BEGIN SUPPLIED TEXT

What Counts as a Small Press?
My path to a necessarily unsatisfying answer, plus the small press insights of the month.
First of all, thanks for the positive feedback about Small Press Insights. I received warm responses from everyone I’d hoped to. Authors, booksellers, agents, and—of course—many small presses. It is clear that in a world where both the number of books and data-points-per-book are spiraling upward, thoughtful filters—like the one I set out to create to replicate the feeling of being at AWP or the Brooklyn Book Festival—have value.
The most common question I’ve been asked is “What counts as a small press?” and that’s what I’ve spent most of the last month thinking about. Before sharing the answer, I’d like to share my three principles for developing Small Press Insights, which are that it will be slow, thoughtful, and clear.
Why slow?
Well, I’ve done many things with crazed urgency before—as we all have, perhaps for most of our lives—and I’m curious to see what happens if (despite an increasing capacity for speed) I slow things way down. Books and writing aren’t going anywhere. (I promise.) We have a little bit of time.

END SUPPLIED TEXT

TASKS AND EXERCISES ::
• A. Render this sentence from the essay on small presses into Spanish: "Books and writing aren’t going anywhere."
• B. Extend the essay on what counts as a small press with the passage that follows its final sentence.

BEGIN DATA ROWS

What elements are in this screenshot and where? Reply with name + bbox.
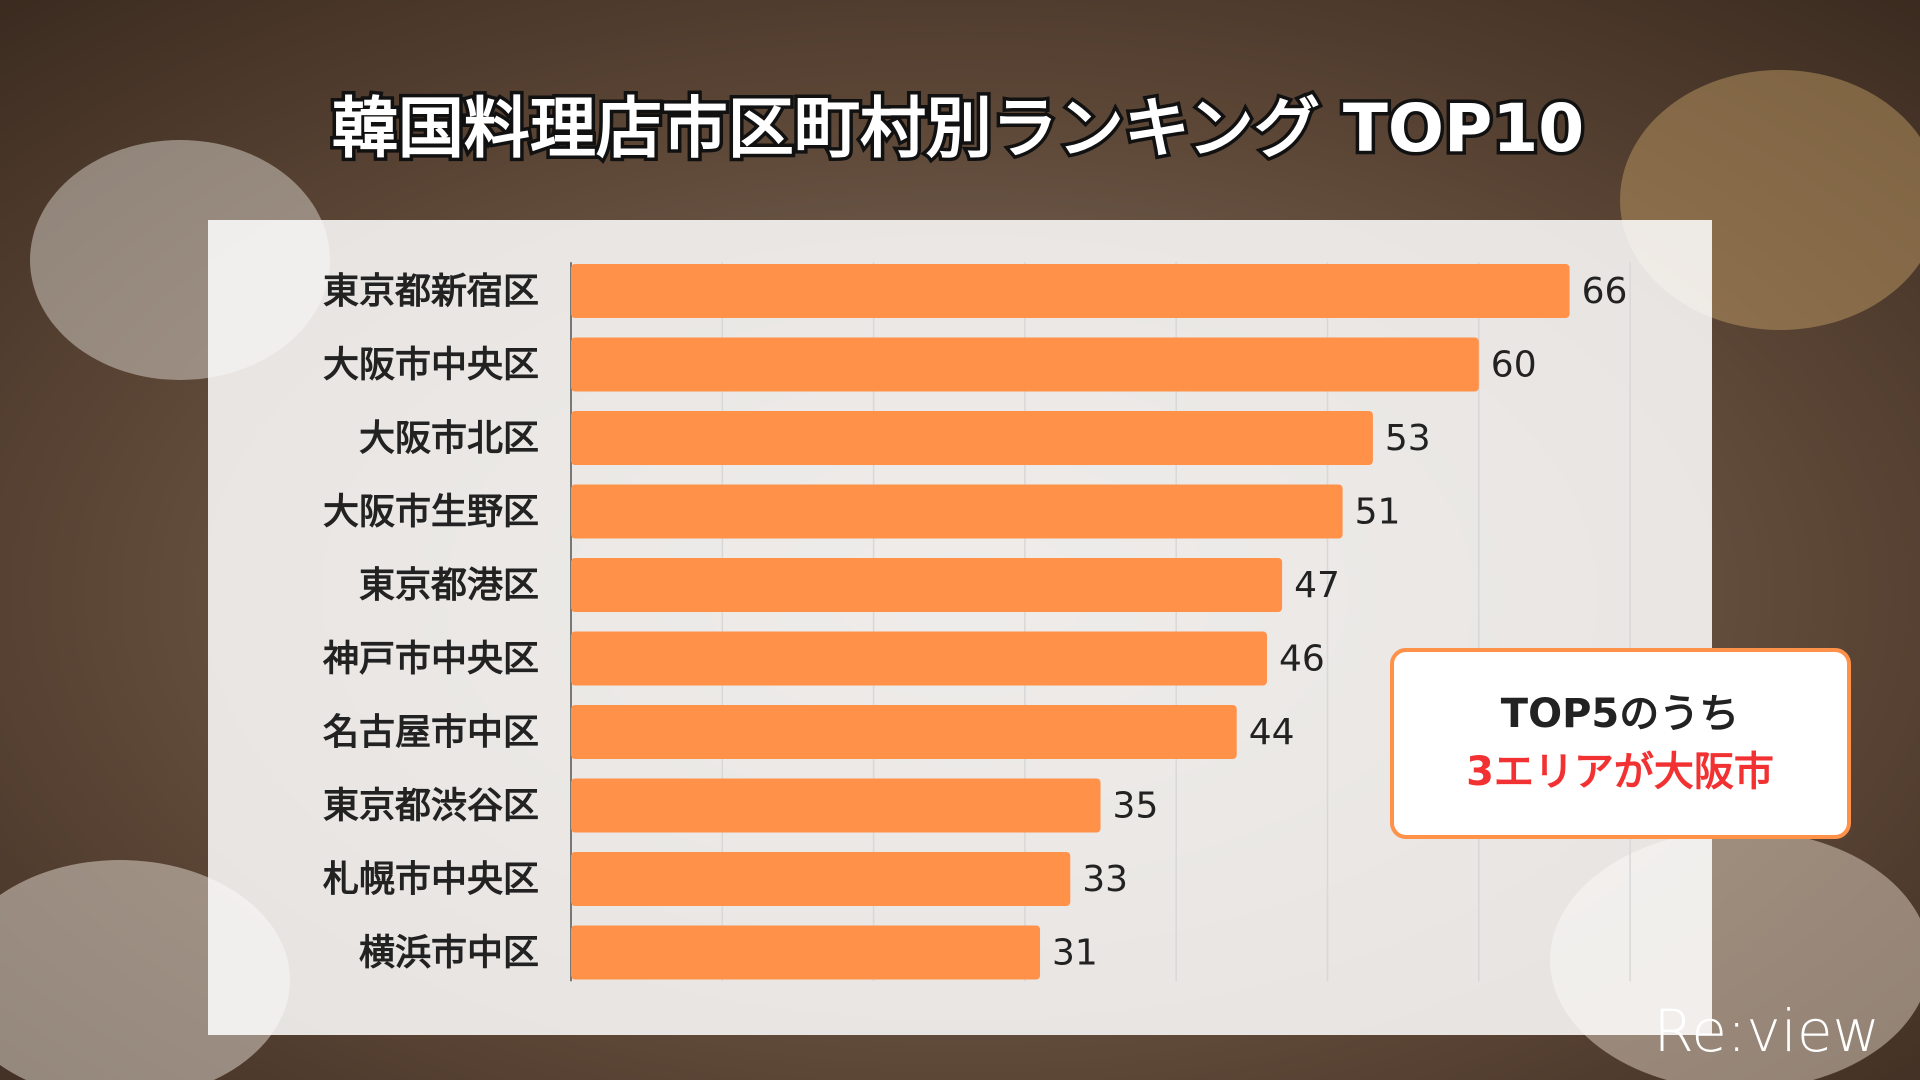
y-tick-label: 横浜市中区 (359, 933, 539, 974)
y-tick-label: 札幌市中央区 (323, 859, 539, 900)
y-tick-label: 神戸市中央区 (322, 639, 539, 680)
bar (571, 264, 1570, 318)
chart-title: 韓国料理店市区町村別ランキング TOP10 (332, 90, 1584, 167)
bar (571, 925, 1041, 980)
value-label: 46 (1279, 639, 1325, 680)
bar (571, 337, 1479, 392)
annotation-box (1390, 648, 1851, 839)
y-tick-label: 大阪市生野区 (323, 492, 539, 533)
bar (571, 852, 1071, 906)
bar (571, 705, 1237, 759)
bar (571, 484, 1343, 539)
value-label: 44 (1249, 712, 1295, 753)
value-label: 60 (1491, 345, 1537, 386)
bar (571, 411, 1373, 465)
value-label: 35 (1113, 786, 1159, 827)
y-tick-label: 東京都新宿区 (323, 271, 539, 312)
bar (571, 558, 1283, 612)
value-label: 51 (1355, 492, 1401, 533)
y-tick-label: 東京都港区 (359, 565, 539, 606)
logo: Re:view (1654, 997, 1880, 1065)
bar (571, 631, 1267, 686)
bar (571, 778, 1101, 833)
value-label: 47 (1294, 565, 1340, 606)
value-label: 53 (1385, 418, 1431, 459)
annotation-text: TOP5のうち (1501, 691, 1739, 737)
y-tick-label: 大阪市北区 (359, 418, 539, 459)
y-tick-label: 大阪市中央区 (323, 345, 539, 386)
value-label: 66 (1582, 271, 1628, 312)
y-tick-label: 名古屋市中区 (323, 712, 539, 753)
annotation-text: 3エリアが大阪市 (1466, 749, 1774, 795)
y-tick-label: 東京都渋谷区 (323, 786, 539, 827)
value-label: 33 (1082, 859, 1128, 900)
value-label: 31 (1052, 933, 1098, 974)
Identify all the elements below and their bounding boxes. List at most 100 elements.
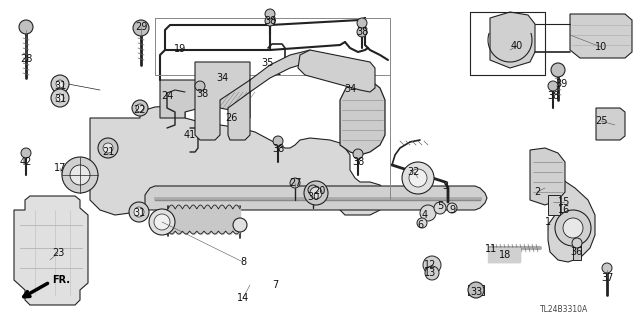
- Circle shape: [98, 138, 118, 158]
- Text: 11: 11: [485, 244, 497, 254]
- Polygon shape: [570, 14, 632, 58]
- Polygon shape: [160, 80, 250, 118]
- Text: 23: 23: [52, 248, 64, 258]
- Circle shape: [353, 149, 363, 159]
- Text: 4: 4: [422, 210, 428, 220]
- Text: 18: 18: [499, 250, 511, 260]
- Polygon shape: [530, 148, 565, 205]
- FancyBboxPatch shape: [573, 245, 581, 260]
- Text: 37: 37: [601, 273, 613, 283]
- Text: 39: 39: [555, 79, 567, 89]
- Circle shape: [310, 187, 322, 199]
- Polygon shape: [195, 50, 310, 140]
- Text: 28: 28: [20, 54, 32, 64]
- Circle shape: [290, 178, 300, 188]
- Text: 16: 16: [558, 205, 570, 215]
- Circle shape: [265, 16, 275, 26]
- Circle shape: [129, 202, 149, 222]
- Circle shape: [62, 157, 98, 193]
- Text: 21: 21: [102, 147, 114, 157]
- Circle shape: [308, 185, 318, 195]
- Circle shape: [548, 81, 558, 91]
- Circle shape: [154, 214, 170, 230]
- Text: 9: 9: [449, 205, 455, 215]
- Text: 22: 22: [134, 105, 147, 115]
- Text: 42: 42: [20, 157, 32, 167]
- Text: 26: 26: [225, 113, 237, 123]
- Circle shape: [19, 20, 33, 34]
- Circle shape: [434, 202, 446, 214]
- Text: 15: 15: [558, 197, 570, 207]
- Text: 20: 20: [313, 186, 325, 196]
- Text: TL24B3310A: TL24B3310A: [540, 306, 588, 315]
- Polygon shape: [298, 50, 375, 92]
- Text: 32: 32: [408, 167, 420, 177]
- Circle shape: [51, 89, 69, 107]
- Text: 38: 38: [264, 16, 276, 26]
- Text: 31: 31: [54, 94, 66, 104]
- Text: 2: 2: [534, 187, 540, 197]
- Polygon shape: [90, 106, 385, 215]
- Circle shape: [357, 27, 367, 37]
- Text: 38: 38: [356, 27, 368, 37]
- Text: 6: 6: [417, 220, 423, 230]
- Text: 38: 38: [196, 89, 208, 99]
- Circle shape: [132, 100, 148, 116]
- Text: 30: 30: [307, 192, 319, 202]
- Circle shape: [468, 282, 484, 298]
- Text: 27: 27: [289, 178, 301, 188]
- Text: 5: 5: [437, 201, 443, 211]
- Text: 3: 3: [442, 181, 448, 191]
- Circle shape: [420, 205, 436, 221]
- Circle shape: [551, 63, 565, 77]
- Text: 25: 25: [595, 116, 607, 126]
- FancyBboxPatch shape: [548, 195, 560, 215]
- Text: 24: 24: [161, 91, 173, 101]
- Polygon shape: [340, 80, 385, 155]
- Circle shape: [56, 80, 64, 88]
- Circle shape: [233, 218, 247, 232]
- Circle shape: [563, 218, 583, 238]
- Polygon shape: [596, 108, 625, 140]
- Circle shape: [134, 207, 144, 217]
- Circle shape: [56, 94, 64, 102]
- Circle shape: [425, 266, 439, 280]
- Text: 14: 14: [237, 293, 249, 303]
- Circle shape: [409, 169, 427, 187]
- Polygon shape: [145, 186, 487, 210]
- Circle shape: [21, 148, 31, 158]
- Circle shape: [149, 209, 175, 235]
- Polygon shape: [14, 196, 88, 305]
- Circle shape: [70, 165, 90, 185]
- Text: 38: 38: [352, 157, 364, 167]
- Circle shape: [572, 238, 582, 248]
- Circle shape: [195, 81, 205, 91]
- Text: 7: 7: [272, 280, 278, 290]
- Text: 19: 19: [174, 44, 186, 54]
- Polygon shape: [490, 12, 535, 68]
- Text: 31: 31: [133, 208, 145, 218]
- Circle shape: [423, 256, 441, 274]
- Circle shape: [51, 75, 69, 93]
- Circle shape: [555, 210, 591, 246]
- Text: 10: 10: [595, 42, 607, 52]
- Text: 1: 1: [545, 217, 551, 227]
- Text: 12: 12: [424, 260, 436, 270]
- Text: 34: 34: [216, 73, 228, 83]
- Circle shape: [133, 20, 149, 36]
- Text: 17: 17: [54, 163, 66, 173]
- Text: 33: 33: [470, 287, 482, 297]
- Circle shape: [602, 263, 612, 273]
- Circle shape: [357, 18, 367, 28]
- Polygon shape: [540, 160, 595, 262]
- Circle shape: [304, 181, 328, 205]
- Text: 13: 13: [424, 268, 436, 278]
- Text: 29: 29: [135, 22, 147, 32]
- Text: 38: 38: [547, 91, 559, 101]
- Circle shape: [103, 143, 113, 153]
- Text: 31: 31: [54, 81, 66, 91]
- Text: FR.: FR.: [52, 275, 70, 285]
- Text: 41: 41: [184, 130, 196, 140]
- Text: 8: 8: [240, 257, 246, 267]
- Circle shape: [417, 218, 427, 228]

END DATA ROWS

OUTPUTS IN ORDER ::
• A. Los libros y la escritura no van a desaparecer.

• B.
My plan for the rest of the year is to develop the site and write about it monthly—on the fourth Tuesday of the month—sharing any changes, open questions, and my observations about small press publishing from the previous month. I see something exciting—something I could do or write about—almost every day, but I’ve restrained myself. (Mostly.) Without such restraint, you’ll notice, every platform—including Substack—quickly has every feature that every other platform has. Then someone has to go out and rebuild the thing that got the ball rolling in the first place. Since SPI is, at best, a para-professional endeavor—i.e. an inexpensive hobby with no clear business plan—I want to see if I can avoid overloading, and thereby capsizing, the canoe in the first place.
Slowness will help with thoughtfulness. With no rush to add features or address every contingency and constituency—chasing exceptions is the death of good products—the development can be thoughtful. I value elegance, in a technical sense, which turns out to be difficult to define. I take it to mean, for the purposes of SPI, creating the greatest opportunity for useful insight with the fewest number of rules.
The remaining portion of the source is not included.